A block of data:
>>>>

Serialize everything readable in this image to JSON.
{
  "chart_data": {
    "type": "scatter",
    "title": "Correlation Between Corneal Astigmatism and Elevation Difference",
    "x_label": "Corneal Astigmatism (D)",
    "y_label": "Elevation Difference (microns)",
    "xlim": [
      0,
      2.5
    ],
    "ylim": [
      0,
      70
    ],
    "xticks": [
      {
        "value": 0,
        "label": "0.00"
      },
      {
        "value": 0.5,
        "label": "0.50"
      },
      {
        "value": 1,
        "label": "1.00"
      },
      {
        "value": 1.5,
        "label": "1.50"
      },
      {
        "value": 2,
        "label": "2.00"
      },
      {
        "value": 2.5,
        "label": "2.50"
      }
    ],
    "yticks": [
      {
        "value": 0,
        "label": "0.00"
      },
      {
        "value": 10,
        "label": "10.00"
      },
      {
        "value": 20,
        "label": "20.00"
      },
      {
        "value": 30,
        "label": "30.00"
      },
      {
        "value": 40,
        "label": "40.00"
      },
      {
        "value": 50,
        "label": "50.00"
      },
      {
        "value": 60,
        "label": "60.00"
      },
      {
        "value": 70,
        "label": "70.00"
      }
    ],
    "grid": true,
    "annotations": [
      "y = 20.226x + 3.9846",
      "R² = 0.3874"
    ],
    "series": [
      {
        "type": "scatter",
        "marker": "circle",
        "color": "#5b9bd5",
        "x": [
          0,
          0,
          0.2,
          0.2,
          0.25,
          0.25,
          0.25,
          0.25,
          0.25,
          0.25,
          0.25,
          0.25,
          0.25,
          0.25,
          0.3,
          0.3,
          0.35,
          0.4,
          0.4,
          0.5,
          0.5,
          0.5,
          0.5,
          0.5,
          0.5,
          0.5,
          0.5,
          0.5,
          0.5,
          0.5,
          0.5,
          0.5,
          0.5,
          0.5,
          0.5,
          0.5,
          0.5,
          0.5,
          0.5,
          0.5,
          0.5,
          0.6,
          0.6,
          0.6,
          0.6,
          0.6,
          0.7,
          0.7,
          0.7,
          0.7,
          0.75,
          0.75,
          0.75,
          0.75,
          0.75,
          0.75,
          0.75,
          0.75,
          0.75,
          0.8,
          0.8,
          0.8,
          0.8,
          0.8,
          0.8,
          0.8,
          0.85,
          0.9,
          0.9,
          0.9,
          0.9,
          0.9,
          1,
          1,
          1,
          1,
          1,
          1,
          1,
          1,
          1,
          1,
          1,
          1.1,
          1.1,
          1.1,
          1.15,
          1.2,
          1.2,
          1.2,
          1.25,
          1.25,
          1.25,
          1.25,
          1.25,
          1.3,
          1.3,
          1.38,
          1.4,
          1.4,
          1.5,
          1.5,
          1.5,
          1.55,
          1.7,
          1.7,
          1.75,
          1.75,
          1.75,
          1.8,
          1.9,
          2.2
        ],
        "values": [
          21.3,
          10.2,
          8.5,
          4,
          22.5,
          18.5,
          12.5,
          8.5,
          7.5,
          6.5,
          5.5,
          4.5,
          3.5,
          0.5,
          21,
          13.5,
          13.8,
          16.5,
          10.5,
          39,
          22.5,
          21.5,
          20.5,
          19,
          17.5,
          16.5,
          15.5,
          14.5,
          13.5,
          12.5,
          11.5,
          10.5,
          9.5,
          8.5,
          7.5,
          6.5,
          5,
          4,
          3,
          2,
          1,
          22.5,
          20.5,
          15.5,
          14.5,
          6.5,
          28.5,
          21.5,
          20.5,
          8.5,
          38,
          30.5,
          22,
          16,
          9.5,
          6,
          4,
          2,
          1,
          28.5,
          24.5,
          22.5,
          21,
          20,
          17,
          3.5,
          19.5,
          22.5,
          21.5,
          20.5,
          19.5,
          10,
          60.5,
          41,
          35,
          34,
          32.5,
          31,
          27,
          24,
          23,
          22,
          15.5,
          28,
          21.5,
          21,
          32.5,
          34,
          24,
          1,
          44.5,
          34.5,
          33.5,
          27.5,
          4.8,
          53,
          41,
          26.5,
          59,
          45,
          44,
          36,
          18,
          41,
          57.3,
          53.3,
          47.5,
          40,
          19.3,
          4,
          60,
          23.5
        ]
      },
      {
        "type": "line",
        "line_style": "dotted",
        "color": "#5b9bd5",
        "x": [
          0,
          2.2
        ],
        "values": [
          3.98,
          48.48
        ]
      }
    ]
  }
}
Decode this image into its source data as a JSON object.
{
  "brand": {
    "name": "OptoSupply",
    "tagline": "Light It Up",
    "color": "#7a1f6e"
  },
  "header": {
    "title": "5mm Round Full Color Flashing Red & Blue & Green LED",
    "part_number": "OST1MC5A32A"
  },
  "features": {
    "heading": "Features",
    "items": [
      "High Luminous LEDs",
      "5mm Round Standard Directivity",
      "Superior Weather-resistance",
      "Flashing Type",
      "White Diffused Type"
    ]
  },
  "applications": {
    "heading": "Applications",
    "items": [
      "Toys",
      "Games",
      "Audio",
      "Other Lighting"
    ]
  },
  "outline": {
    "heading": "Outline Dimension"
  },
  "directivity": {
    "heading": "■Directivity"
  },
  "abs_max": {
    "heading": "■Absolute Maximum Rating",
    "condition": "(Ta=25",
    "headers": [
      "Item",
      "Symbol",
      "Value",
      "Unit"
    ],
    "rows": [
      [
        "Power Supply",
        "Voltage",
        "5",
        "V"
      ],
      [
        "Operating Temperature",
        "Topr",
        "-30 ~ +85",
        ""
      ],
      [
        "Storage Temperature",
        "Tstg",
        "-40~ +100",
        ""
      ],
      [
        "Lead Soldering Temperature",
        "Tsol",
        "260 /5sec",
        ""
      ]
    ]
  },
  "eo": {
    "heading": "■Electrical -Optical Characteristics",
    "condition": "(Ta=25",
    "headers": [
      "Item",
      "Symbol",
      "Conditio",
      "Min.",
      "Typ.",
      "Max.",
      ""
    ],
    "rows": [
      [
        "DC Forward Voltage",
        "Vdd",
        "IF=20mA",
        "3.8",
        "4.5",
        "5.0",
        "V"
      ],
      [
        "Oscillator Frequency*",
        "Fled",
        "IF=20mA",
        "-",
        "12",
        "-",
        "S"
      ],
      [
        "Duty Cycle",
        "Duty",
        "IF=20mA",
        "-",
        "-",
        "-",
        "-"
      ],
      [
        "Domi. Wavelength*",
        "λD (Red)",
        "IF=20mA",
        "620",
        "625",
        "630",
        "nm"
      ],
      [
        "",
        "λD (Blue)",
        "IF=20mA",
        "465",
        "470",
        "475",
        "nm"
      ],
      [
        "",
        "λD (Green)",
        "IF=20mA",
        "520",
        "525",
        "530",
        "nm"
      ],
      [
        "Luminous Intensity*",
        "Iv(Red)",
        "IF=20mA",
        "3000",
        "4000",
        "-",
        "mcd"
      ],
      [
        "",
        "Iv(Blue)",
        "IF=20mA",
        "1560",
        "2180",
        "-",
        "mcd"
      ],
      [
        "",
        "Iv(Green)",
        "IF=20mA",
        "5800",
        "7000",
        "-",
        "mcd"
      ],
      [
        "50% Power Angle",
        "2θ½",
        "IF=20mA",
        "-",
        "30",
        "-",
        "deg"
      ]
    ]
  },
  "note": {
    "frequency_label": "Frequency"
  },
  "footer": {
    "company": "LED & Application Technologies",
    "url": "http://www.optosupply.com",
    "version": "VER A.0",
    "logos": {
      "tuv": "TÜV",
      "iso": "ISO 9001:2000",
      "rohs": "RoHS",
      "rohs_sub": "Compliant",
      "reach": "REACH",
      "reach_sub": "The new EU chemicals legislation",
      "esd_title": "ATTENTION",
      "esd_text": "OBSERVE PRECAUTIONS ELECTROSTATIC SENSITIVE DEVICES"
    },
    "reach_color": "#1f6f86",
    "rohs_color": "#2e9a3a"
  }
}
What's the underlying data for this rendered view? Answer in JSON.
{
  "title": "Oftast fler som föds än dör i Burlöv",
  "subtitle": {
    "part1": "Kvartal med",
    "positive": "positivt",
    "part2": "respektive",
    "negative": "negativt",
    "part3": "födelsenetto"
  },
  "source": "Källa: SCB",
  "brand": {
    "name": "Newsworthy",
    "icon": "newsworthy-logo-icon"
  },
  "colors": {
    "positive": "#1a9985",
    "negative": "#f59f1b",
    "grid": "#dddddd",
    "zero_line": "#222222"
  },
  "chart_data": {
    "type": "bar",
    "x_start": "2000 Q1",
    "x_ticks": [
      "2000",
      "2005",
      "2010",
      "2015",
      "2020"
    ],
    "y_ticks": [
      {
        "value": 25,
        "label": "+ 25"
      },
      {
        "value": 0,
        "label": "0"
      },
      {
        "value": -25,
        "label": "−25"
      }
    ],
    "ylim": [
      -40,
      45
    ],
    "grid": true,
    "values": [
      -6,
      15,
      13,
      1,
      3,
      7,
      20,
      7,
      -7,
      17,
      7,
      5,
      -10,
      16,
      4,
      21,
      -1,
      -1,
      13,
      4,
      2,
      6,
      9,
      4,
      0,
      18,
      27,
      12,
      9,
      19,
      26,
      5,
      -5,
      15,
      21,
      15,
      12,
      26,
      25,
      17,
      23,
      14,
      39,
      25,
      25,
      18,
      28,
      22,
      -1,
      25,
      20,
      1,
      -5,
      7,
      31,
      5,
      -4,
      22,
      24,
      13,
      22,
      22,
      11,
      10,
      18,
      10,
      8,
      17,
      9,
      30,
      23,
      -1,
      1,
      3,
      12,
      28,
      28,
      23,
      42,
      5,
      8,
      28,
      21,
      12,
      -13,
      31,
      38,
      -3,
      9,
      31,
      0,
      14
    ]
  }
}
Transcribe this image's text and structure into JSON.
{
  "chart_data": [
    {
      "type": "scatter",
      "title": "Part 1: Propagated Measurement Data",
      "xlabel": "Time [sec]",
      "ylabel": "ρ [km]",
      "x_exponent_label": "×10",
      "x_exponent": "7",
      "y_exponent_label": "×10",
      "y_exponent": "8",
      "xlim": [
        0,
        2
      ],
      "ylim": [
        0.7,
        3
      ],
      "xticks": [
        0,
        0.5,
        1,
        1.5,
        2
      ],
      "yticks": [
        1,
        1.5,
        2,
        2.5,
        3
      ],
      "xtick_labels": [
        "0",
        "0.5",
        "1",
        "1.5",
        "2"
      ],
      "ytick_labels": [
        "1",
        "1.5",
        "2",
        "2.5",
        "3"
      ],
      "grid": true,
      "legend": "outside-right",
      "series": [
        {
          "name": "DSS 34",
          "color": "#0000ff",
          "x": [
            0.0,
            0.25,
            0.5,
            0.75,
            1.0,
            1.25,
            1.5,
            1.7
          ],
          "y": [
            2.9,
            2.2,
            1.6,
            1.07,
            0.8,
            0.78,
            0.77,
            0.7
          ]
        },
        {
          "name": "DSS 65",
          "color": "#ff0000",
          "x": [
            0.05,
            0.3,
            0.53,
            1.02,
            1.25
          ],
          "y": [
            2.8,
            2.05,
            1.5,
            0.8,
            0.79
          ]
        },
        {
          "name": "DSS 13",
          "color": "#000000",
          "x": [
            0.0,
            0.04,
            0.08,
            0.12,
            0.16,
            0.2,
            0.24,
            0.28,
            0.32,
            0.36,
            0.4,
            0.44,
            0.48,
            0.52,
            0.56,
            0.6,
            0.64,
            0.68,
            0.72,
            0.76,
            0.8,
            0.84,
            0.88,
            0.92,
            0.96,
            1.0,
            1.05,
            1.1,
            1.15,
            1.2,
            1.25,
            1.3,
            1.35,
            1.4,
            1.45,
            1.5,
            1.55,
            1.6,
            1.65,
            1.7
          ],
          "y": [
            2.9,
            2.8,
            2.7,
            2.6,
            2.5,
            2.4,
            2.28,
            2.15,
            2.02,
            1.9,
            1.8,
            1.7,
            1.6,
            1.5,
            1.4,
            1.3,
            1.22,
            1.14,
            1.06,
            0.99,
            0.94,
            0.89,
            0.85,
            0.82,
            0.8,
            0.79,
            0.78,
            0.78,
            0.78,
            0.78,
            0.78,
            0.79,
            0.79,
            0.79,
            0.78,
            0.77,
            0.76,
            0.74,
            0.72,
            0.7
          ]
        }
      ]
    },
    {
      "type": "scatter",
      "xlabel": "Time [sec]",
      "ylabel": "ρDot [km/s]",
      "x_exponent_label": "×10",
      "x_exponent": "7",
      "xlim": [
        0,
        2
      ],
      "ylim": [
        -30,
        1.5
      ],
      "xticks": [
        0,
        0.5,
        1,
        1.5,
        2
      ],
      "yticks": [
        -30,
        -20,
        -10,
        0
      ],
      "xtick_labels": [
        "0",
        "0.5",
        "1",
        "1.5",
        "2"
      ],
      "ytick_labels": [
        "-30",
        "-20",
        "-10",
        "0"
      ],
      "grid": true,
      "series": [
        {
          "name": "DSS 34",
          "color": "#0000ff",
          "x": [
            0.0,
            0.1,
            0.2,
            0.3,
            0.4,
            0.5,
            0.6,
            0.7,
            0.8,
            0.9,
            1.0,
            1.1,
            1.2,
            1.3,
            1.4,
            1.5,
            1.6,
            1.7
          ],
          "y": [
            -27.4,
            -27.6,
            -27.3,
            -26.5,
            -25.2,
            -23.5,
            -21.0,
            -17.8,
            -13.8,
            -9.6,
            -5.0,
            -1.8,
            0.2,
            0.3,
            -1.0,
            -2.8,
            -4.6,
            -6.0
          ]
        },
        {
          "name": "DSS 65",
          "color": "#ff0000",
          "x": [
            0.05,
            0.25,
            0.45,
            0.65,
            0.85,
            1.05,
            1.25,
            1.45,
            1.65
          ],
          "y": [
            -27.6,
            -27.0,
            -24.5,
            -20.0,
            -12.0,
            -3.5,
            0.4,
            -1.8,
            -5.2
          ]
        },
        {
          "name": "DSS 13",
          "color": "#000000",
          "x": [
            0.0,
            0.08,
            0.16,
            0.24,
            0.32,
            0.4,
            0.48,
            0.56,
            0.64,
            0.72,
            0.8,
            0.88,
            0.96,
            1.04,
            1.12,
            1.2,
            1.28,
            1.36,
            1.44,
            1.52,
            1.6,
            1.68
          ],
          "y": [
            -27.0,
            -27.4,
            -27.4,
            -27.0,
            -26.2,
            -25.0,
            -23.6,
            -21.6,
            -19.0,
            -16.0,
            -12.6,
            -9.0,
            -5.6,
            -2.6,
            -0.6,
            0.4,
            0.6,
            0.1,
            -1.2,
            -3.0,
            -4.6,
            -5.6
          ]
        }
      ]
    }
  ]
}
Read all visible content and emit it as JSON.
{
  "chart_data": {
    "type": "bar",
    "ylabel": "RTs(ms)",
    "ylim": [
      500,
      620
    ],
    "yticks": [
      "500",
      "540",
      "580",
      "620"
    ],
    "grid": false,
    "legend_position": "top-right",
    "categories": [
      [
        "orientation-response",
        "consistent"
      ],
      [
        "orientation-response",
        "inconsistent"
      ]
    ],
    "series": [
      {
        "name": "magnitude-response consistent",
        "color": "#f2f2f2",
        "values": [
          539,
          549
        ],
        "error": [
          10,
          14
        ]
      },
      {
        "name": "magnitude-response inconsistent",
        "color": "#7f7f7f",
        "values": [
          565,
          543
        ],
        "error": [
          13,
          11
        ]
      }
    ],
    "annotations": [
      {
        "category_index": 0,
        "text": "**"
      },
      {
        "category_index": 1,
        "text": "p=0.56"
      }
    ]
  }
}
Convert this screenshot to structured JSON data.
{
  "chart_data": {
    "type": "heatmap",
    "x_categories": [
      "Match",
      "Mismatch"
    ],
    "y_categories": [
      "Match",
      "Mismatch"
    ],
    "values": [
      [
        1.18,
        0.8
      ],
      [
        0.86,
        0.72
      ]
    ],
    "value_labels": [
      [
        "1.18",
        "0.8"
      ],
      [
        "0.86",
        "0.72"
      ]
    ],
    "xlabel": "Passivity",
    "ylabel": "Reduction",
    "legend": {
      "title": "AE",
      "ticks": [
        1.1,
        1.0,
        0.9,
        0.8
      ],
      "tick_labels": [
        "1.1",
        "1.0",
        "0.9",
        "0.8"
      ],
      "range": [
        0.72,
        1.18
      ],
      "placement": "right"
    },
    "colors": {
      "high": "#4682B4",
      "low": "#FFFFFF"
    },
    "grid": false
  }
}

<<<<

> [Work to do]
Say, as a number only, how many lines of the data contain "Luminous".

> [Output for this task]
2